THE DATA:
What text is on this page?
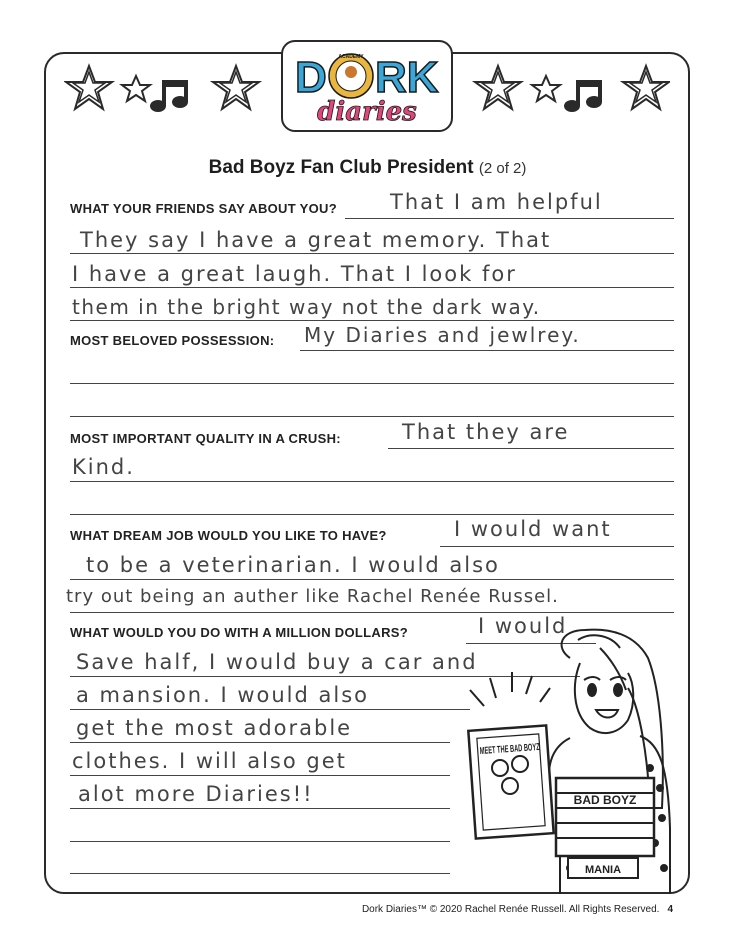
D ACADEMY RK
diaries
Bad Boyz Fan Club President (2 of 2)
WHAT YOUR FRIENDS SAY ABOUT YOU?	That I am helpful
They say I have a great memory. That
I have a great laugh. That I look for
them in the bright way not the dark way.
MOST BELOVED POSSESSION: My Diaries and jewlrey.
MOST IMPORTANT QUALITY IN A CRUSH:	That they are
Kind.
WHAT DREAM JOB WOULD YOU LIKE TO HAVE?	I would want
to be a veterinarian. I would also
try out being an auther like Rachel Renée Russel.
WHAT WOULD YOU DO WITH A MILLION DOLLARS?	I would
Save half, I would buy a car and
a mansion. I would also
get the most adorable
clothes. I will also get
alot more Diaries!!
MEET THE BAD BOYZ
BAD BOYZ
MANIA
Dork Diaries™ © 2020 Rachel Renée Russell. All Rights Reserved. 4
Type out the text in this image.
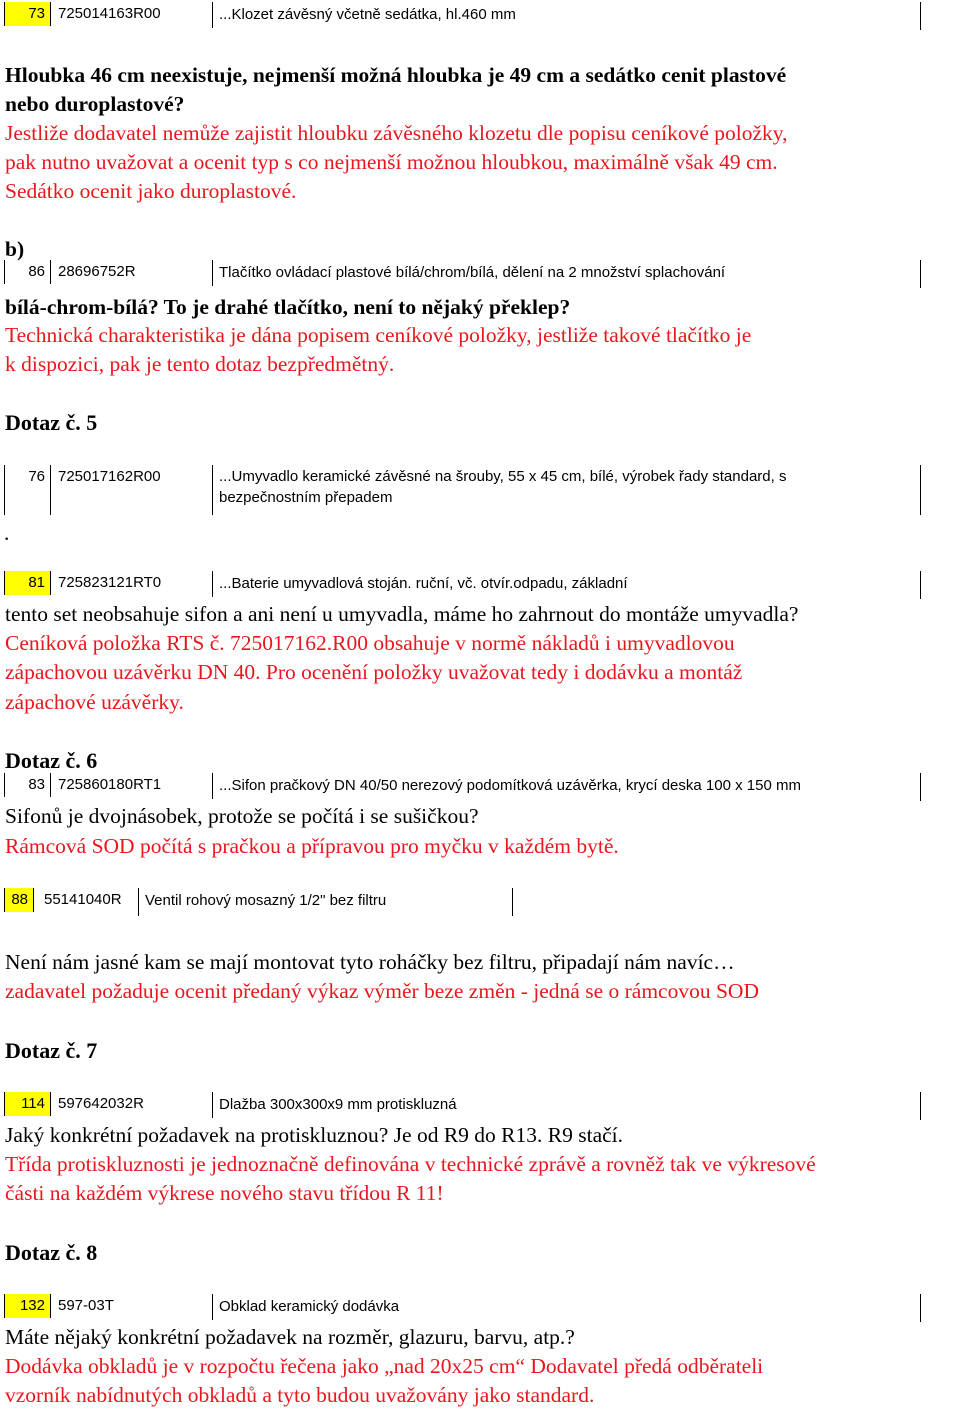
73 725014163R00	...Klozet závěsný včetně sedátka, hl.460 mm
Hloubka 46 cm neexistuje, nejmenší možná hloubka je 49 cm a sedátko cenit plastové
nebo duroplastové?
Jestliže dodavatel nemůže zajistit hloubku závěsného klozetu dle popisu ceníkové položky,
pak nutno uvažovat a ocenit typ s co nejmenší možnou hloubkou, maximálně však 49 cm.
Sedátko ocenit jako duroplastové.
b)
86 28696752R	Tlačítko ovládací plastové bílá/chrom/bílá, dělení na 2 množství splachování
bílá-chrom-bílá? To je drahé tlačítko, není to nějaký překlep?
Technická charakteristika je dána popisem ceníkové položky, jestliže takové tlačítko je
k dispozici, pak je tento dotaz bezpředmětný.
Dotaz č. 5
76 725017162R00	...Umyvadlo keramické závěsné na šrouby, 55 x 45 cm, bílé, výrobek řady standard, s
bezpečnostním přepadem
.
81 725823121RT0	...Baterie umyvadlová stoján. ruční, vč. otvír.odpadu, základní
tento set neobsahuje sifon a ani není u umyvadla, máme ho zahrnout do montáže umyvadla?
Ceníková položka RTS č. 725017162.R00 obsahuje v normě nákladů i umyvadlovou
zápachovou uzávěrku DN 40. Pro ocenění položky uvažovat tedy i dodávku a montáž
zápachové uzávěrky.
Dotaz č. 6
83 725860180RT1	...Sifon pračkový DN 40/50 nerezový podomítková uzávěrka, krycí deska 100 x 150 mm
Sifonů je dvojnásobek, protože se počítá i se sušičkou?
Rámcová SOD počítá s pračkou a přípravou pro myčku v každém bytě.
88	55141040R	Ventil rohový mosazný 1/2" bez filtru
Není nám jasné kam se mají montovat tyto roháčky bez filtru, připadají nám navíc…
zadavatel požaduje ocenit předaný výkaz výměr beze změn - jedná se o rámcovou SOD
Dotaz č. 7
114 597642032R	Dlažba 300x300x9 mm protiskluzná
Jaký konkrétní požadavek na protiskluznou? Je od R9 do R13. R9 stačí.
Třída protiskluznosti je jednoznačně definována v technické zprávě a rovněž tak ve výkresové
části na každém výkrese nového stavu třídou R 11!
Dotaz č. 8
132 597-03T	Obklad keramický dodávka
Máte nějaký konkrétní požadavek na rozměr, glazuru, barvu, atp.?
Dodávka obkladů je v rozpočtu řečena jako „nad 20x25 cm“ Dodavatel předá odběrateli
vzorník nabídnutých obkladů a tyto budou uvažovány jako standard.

* * *

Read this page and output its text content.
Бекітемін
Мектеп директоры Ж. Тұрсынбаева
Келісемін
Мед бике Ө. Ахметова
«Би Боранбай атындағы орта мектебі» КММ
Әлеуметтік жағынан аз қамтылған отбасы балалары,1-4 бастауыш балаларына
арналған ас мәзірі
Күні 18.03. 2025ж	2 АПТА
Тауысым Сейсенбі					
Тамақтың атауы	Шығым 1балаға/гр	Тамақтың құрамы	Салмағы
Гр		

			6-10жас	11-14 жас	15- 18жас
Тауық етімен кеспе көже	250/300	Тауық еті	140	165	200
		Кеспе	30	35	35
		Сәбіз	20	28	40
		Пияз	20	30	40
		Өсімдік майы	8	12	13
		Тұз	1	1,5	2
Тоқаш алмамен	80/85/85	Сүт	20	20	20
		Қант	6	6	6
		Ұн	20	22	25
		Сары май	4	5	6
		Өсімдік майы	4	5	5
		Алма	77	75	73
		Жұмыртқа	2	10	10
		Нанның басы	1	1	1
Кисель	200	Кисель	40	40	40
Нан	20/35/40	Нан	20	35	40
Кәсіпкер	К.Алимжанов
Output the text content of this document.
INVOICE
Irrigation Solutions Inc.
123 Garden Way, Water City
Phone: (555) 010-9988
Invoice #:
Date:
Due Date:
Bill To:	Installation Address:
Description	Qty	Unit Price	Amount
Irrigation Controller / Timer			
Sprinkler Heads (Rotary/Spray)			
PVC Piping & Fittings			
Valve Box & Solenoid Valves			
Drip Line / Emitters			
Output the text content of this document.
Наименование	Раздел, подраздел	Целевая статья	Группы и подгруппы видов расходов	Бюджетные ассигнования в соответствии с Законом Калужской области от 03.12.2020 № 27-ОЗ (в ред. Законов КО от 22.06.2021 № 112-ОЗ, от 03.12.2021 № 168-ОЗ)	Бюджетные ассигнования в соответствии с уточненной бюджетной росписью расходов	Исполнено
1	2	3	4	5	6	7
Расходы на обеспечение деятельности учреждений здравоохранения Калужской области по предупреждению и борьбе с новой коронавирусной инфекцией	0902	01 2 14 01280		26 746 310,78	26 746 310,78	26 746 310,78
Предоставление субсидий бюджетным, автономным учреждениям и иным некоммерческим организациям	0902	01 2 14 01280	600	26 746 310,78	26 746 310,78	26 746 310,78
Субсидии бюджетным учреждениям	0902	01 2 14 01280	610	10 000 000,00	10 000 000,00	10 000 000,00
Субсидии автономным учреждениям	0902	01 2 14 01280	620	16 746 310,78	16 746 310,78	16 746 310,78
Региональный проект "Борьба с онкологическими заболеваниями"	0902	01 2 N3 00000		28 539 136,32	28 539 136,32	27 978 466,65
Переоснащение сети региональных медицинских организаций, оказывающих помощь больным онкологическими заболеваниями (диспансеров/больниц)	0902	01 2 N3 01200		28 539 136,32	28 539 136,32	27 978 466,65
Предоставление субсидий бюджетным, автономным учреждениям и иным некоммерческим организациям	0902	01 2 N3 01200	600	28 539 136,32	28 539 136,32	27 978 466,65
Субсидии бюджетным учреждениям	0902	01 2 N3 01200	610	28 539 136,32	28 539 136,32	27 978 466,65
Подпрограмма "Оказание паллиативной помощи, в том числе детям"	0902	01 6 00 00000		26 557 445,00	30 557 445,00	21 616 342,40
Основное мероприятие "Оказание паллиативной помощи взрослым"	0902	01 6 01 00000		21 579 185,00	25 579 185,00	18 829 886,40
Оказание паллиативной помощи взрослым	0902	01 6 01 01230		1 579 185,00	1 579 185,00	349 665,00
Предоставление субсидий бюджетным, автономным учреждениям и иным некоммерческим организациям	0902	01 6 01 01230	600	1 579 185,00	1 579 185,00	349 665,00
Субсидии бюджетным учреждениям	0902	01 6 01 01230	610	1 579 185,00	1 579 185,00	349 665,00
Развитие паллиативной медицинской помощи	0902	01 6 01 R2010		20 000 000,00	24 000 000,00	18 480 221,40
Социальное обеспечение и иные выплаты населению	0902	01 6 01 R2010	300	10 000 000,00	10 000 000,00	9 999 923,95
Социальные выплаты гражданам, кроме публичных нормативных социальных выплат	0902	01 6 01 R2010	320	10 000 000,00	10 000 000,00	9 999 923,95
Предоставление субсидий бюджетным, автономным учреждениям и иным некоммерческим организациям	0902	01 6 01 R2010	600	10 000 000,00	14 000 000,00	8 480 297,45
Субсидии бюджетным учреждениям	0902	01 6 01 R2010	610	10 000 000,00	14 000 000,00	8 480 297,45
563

SET EXERCISE: Identify all lines where the word "chrom" shows up. Copy them.

EXERCISE SOLUTION:
86 28696752R	Tlačítko ovládací plastové bílá/chrom/bílá, dělení na 2 množství splachování
bílá-chrom-bílá? To je drahé tlačítko, není to nějaký překlep?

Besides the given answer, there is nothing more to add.